Leave every picture out and write out the records below exactly.
※
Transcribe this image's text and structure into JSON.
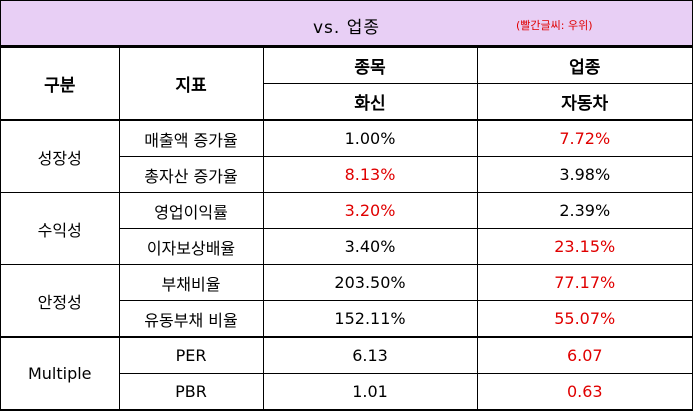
{
  "header": {
    "title": "vs. 업종",
    "note": "(빨간글씨: 우위)"
  },
  "table": {
    "columns": {
      "group": "구분",
      "metric": "지표",
      "stock": "종목",
      "sector": "업종",
      "stock_name": "화신",
      "sector_name": "자동차"
    },
    "highlight_color": "#e00000",
    "groups": [
      {
        "label": "성장성",
        "rows": [
          {
            "metric": "매출액 증가율",
            "stock": "1.00%",
            "sector": "7.72%",
            "highlight": "sector"
          },
          {
            "metric": "총자산 증가율",
            "stock": "8.13%",
            "sector": "3.98%",
            "highlight": "stock"
          }
        ]
      },
      {
        "label": "수익성",
        "rows": [
          {
            "metric": "영업이익률",
            "stock": "3.20%",
            "sector": "2.39%",
            "highlight": "stock"
          },
          {
            "metric": "이자보상배율",
            "stock": "3.40%",
            "sector": "23.15%",
            "highlight": "sector"
          }
        ]
      },
      {
        "label": "안정성",
        "rows": [
          {
            "metric": "부채비율",
            "stock": "203.50%",
            "sector": "77.17%",
            "highlight": "sector"
          },
          {
            "metric": "유동부채 비율",
            "stock": "152.11%",
            "sector": "55.07%",
            "highlight": "sector"
          }
        ]
      },
      {
        "label": "Multiple",
        "rows": [
          {
            "metric": "PER",
            "stock": "6.13",
            "sector": "6.07",
            "highlight": "sector"
          },
          {
            "metric": "PBR",
            "stock": "1.01",
            "sector": "0.63",
            "highlight": "sector"
          }
        ]
      }
    ]
  }
}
※
RESULT FOR THIS TASK –
Transcribe this image's text and structure into JSON.
{
  "header": {
    "title": "vs. 업종",
    "note": "(빨간글씨: 우위)"
  },
  "table": {
    "columns": {
      "group": "구분",
      "metric": "지표",
      "stock": "종목",
      "sector": "업종",
      "stock_name": "화신",
      "sector_name": "자동차"
    },
    "highlight_color": "#e00000",
    "groups": [
      {
        "label": "성장성",
        "rows": [
          {
            "metric": "매출액 증가율",
            "stock": "1.00%",
            "sector": "7.72%",
            "highlight": "sector"
          },
          {
            "metric": "총자산 증가율",
            "stock": "8.13%",
            "sector": "3.98%",
            "highlight": "stock"
          }
        ]
      },
      {
        "label": "수익성",
        "rows": [
          {
            "metric": "영업이익률",
            "stock": "3.20%",
            "sector": "2.39%",
            "highlight": "stock"
          },
          {
            "metric": "이자보상배율",
            "stock": "3.40%",
            "sector": "23.15%",
            "highlight": "sector"
          }
        ]
      },
      {
        "label": "안정성",
        "rows": [
          {
            "metric": "부채비율",
            "stock": "203.50%",
            "sector": "77.17%",
            "highlight": "sector"
          },
          {
            "metric": "유동부채 비율",
            "stock": "152.11%",
            "sector": "55.07%",
            "highlight": "sector"
          }
        ]
      },
      {
        "label": "Multiple",
        "rows": [
          {
            "metric": "PER",
            "stock": "6.13",
            "sector": "6.07",
            "highlight": "sector"
          },
          {
            "metric": "PBR",
            "stock": "1.01",
            "sector": "0.63",
            "highlight": "sector"
          }
        ]
      }
    ]
  }
}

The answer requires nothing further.